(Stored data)
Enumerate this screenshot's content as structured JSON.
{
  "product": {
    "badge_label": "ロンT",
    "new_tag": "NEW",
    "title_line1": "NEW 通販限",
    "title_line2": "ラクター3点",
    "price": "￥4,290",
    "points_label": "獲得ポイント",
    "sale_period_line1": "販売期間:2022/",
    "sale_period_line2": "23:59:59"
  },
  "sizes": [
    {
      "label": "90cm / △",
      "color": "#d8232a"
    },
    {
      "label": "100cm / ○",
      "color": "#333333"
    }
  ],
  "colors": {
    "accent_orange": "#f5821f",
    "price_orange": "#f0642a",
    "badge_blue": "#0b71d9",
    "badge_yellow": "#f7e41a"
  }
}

- What to do: Each record above should be restated word for word.

- Final result:
Enumerate this screenshot's content as structured JSON.
{
  "product": {
    "badge_label": "ロンT",
    "new_tag": "NEW",
    "title_line1": "NEW 通販限",
    "title_line2": "ラクター3点",
    "price": "￥4,290",
    "points_label": "獲得ポイント",
    "sale_period_line1": "販売期間:2022/",
    "sale_period_line2": "23:59:59"
  },
  "sizes": [
    {
      "label": "90cm / △",
      "color": "#d8232a"
    },
    {
      "label": "100cm / ○",
      "color": "#333333"
    }
  ],
  "colors": {
    "accent_orange": "#f5821f",
    "price_orange": "#f0642a",
    "badge_blue": "#0b71d9",
    "badge_yellow": "#f7e41a"
  }
}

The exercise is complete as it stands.